▼
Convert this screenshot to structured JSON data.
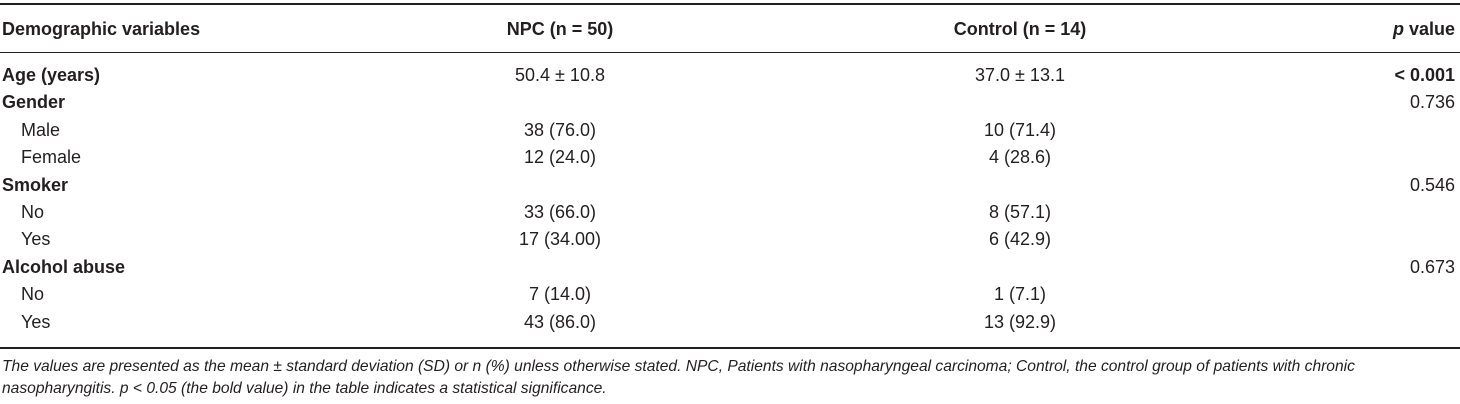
{
  "table": {
    "headers": {
      "label": "Demographic variables",
      "npc": "NPC (n = 50)",
      "control": "Control (n = 14)",
      "p_italic": "p",
      "p_rest": " value"
    },
    "rows": [
      {
        "label": "Age (years)",
        "npc": "50.4 ± 10.8",
        "control": "37.0 ± 13.1",
        "p": "< 0.001",
        "type": "section",
        "p_bold": true
      },
      {
        "label": "Gender",
        "npc": "",
        "control": "",
        "p": "0.736",
        "type": "section",
        "p_bold": false
      },
      {
        "label": "Male",
        "npc": "38 (76.0)",
        "control": "10 (71.4)",
        "p": "",
        "type": "sub",
        "p_bold": false
      },
      {
        "label": "Female",
        "npc": "12 (24.0)",
        "control": "4 (28.6)",
        "p": "",
        "type": "sub",
        "p_bold": false
      },
      {
        "label": "Smoker",
        "npc": "",
        "control": "",
        "p": "0.546",
        "type": "section",
        "p_bold": false
      },
      {
        "label": "No",
        "npc": "33 (66.0)",
        "control": "8 (57.1)",
        "p": "",
        "type": "sub",
        "p_bold": false
      },
      {
        "label": "Yes",
        "npc": "17 (34.00)",
        "control": "6 (42.9)",
        "p": "",
        "type": "sub",
        "p_bold": false
      },
      {
        "label": "Alcohol abuse",
        "npc": "",
        "control": "",
        "p": "0.673",
        "type": "section",
        "p_bold": false
      },
      {
        "label": "No",
        "npc": "7 (14.0)",
        "control": "1 (7.1)",
        "p": "",
        "type": "sub",
        "p_bold": false
      },
      {
        "label": "Yes",
        "npc": "43 (86.0)",
        "control": "13 (92.9)",
        "p": "",
        "type": "sub",
        "p_bold": false
      }
    ],
    "footnote": "The values are presented as the mean ± standard deviation (SD) or n (%) unless otherwise stated. NPC, Patients with nasopharyngeal carcinoma; Control, the control group of patients with chronic nasopharyngitis. p < 0.05 (the bold value) in the table indicates a statistical significance."
  }
}
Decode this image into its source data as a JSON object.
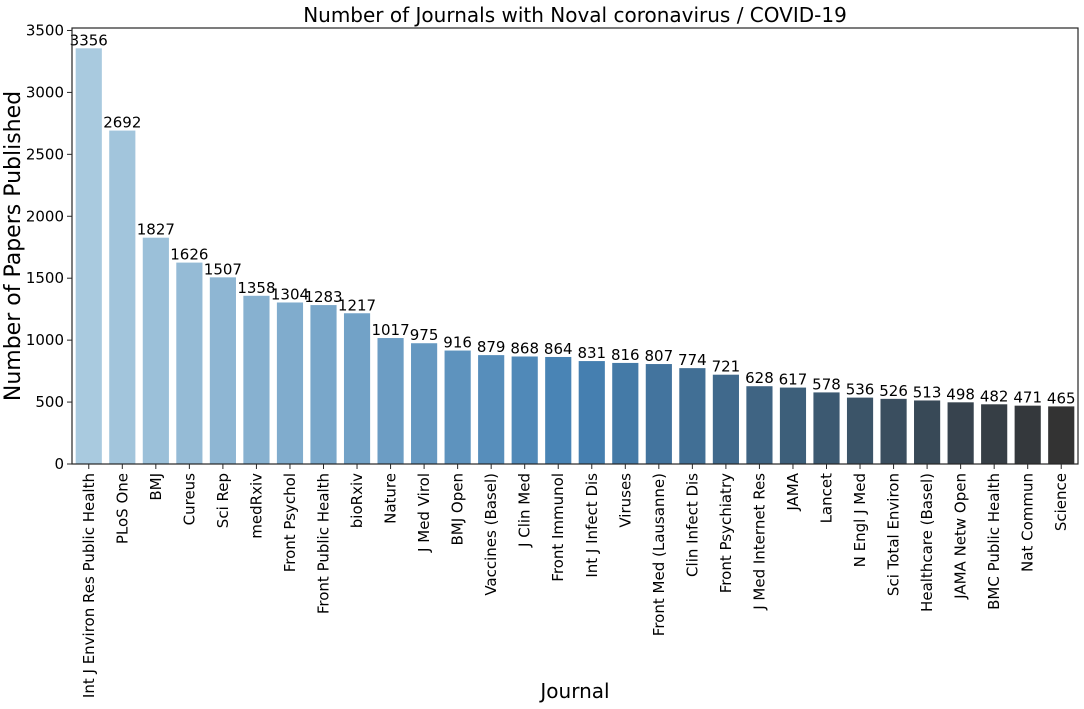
{
  "chart_data": {
    "type": "bar",
    "title": "Number of Journals with Noval coronavirus / COVID-19",
    "xlabel": "Journal",
    "ylabel": "Number of Papers Published",
    "ylim": [
      0,
      3520
    ],
    "yticks": [
      0,
      500,
      1000,
      1500,
      2000,
      2500,
      3000,
      3500
    ],
    "grid": false,
    "legend": "none",
    "palette": "Blues_d (light steel-blue to near-black)",
    "color_start": "#a9cadf",
    "color_mid": "#4682b4",
    "color_end": "#333333",
    "categories": [
      "Int J Environ Res Public Health",
      "PLoS One",
      "BMJ",
      "Cureus",
      "Sci Rep",
      "medRxiv",
      "Front Psychol",
      "Front Public Health",
      "bioRxiv",
      "Nature",
      "J Med Virol",
      "BMJ Open",
      "Vaccines (Basel)",
      "J Clin Med",
      "Front Immunol",
      "Int J Infect Dis",
      "Viruses",
      "Front Med (Lausanne)",
      "Clin Infect Dis",
      "Front Psychiatry",
      "J Med Internet Res",
      "JAMA",
      "Lancet",
      "N Engl J Med",
      "Sci Total Environ",
      "Healthcare (Basel)",
      "JAMA Netw Open",
      "BMC Public Health",
      "Nat Commun",
      "Science"
    ],
    "values": [
      3356,
      2692,
      1827,
      1626,
      1507,
      1358,
      1304,
      1283,
      1217,
      1017,
      975,
      916,
      879,
      868,
      864,
      831,
      816,
      807,
      774,
      721,
      628,
      617,
      578,
      536,
      526,
      513,
      498,
      482,
      471,
      465
    ]
  }
}
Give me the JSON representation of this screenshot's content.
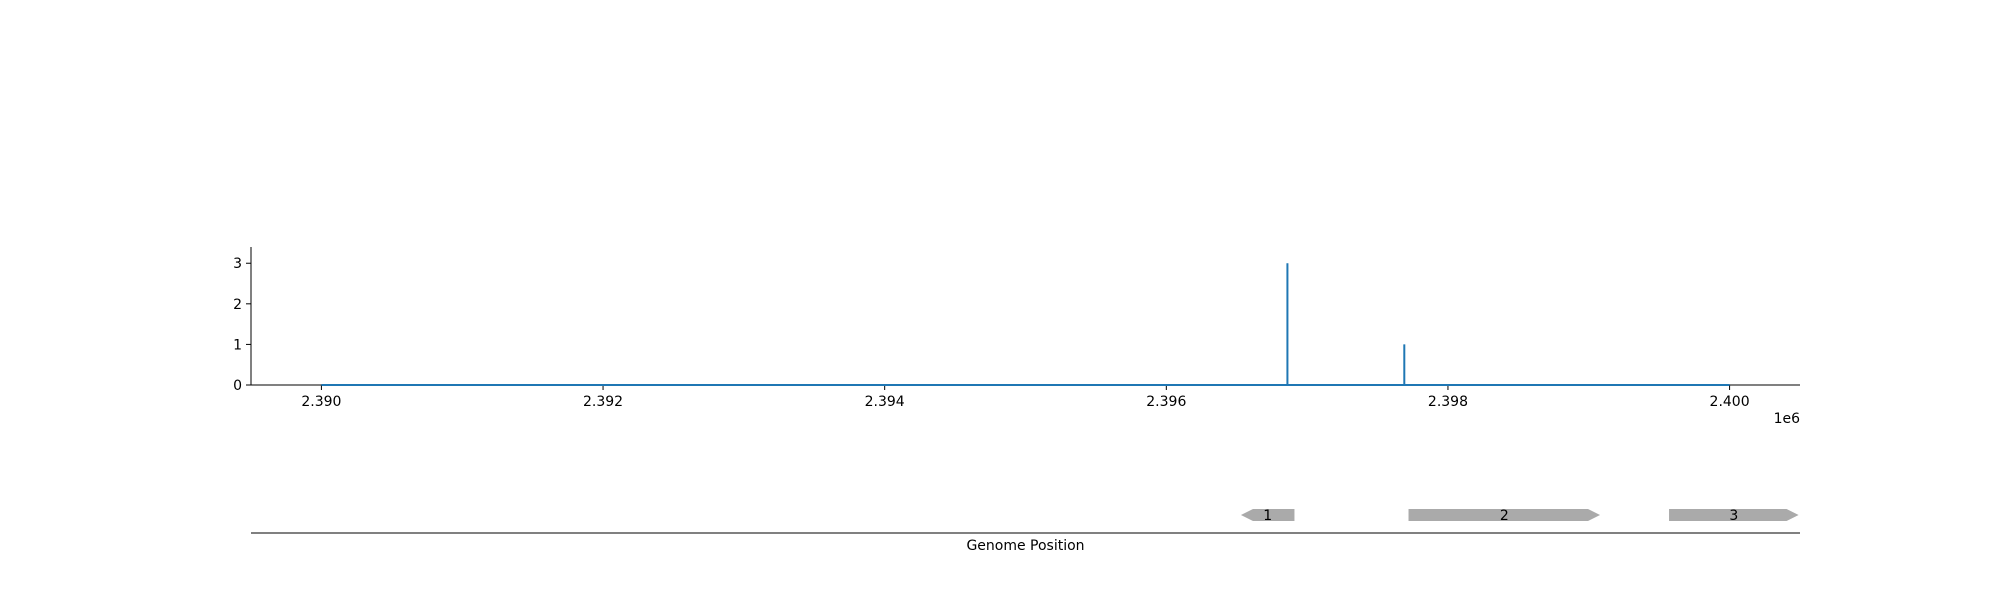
{
  "chart_data": [
    {
      "type": "line",
      "title": "",
      "xlabel": "",
      "ylabel": "",
      "x_offset_text": "1e6",
      "xlim": [
        2389500,
        2400500
      ],
      "ylim": [
        0,
        3.4
      ],
      "xticks": [
        2390000,
        2392000,
        2394000,
        2396000,
        2398000,
        2400000
      ],
      "xtick_labels": [
        "2.390",
        "2.392",
        "2.394",
        "2.396",
        "2.398",
        "2.400"
      ],
      "yticks": [
        0,
        1,
        2,
        3
      ],
      "ytick_labels": [
        "0",
        "1",
        "2",
        "3"
      ],
      "grid": false,
      "series": [
        {
          "color": "#1f77b4",
          "x_start": 2390000,
          "x_end": 2400000,
          "baseline": 0,
          "spikes": [
            {
              "x": 2396860,
              "y": 3
            },
            {
              "x": 2397690,
              "y": 1
            }
          ]
        }
      ]
    },
    {
      "type": "gene_track",
      "xlabel": "Genome Position",
      "xlim": [
        2389500,
        2400500
      ],
      "feature_color": "#aaaaaa",
      "features": [
        {
          "label": "1",
          "start": 2396530,
          "end": 2396910,
          "strand": "-"
        },
        {
          "label": "2",
          "start": 2397720,
          "end": 2399080,
          "strand": "+"
        },
        {
          "label": "3",
          "start": 2399570,
          "end": 2400490,
          "strand": "+"
        }
      ]
    }
  ]
}
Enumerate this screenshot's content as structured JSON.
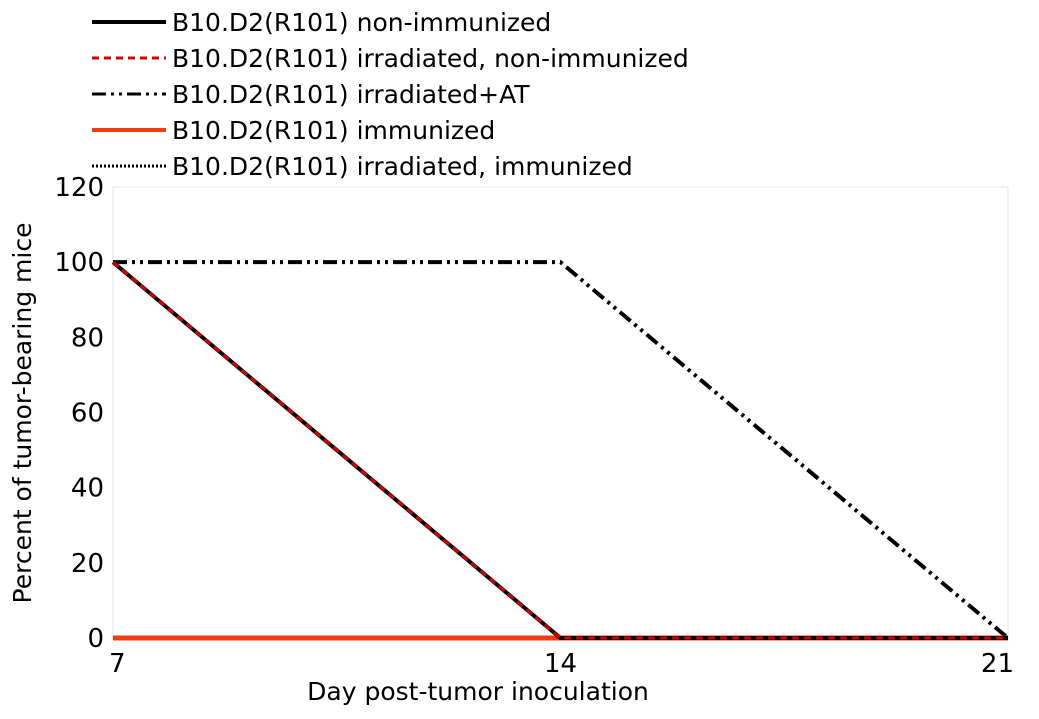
▲
[What is required] Copy out the lines above unchanged. Skip the images.

[Solved exercise]
Convert this screenshot to structured JSON data.
{
  "table": {
    "headers": {
      "label": "Demographic variables",
      "npc": "NPC (n = 50)",
      "control": "Control (n = 14)",
      "p_italic": "p",
      "p_rest": " value"
    },
    "rows": [
      {
        "label": "Age (years)",
        "npc": "50.4 ± 10.8",
        "control": "37.0 ± 13.1",
        "p": "< 0.001",
        "type": "section",
        "p_bold": true
      },
      {
        "label": "Gender",
        "npc": "",
        "control": "",
        "p": "0.736",
        "type": "section",
        "p_bold": false
      },
      {
        "label": "Male",
        "npc": "38 (76.0)",
        "control": "10 (71.4)",
        "p": "",
        "type": "sub",
        "p_bold": false
      },
      {
        "label": "Female",
        "npc": "12 (24.0)",
        "control": "4 (28.6)",
        "p": "",
        "type": "sub",
        "p_bold": false
      },
      {
        "label": "Smoker",
        "npc": "",
        "control": "",
        "p": "0.546",
        "type": "section",
        "p_bold": false
      },
      {
        "label": "No",
        "npc": "33 (66.0)",
        "control": "8 (57.1)",
        "p": "",
        "type": "sub",
        "p_bold": false
      },
      {
        "label": "Yes",
        "npc": "17 (34.00)",
        "control": "6 (42.9)",
        "p": "",
        "type": "sub",
        "p_bold": false
      },
      {
        "label": "Alcohol abuse",
        "npc": "",
        "control": "",
        "p": "0.673",
        "type": "section",
        "p_bold": false
      },
      {
        "label": "No",
        "npc": "7 (14.0)",
        "control": "1 (7.1)",
        "p": "",
        "type": "sub",
        "p_bold": false
      },
      {
        "label": "Yes",
        "npc": "43 (86.0)",
        "control": "13 (92.9)",
        "p": "",
        "type": "sub",
        "p_bold": false
      }
    ],
    "footnote": "The values are presented as the mean ± standard deviation (SD) or n (%) unless otherwise stated. NPC, Patients with nasopharyngeal carcinoma; Control, the control group of patients with chronic nasopharyngitis. p < 0.05 (the bold value) in the table indicates a statistical significance."
  }
}
Decode this image into its source data as a JSON object.
{
  "chart_data": {
    "type": "bar",
    "title": "Number of Journals with Noval coronavirus / COVID-19",
    "xlabel": "Journal",
    "ylabel": "Number of Papers Published",
    "ylim": [
      0,
      3520
    ],
    "yticks": [
      0,
      500,
      1000,
      1500,
      2000,
      2500,
      3000,
      3500
    ],
    "grid": false,
    "legend": "none",
    "palette": "Blues_d (light steel-blue to near-black)",
    "color_start": "#a9cadf",
    "color_mid": "#4682b4",
    "color_end": "#333333",
    "categories": [
      "Int J Environ Res Public Health",
      "PLoS One",
      "BMJ",
      "Cureus",
      "Sci Rep",
      "medRxiv",
      "Front Psychol",
      "Front Public Health",
      "bioRxiv",
      "Nature",
      "J Med Virol",
      "BMJ Open",
      "Vaccines (Basel)",
      "J Clin Med",
      "Front Immunol",
      "Int J Infect Dis",
      "Viruses",
      "Front Med (Lausanne)",
      "Clin Infect Dis",
      "Front Psychiatry",
      "J Med Internet Res",
      "JAMA",
      "Lancet",
      "N Engl J Med",
      "Sci Total Environ",
      "Healthcare (Basel)",
      "JAMA Netw Open",
      "BMC Public Health",
      "Nat Commun",
      "Science"
    ],
    "values": [
      3356,
      2692,
      1827,
      1626,
      1507,
      1358,
      1304,
      1283,
      1217,
      1017,
      975,
      916,
      879,
      868,
      864,
      831,
      816,
      807,
      774,
      721,
      628,
      617,
      578,
      536,
      526,
      513,
      498,
      482,
      471,
      465
    ]
  }
}
Give me the JSON representation of this screenshot's content.
{
  "chart_data": [
    {
      "type": "line",
      "title": "",
      "xlabel": "",
      "ylabel": "",
      "x_offset_text": "1e6",
      "xlim": [
        2389500,
        2400500
      ],
      "ylim": [
        0,
        3.4
      ],
      "xticks": [
        2390000,
        2392000,
        2394000,
        2396000,
        2398000,
        2400000
      ],
      "xtick_labels": [
        "2.390",
        "2.392",
        "2.394",
        "2.396",
        "2.398",
        "2.400"
      ],
      "yticks": [
        0,
        1,
        2,
        3
      ],
      "ytick_labels": [
        "0",
        "1",
        "2",
        "3"
      ],
      "grid": false,
      "series": [
        {
          "color": "#1f77b4",
          "x_start": 2390000,
          "x_end": 2400000,
          "baseline": 0,
          "spikes": [
            {
              "x": 2396860,
              "y": 3
            },
            {
              "x": 2397690,
              "y": 1
            }
          ]
        }
      ]
    },
    {
      "type": "gene_track",
      "xlabel": "Genome Position",
      "xlim": [
        2389500,
        2400500
      ],
      "feature_color": "#aaaaaa",
      "features": [
        {
          "label": "1",
          "start": 2396530,
          "end": 2396910,
          "strand": "-"
        },
        {
          "label": "2",
          "start": 2397720,
          "end": 2399080,
          "strand": "+"
        },
        {
          "label": "3",
          "start": 2399570,
          "end": 2400490,
          "strand": "+"
        }
      ]
    }
  ]
}
Enumerate this screenshot's content as structured JSON.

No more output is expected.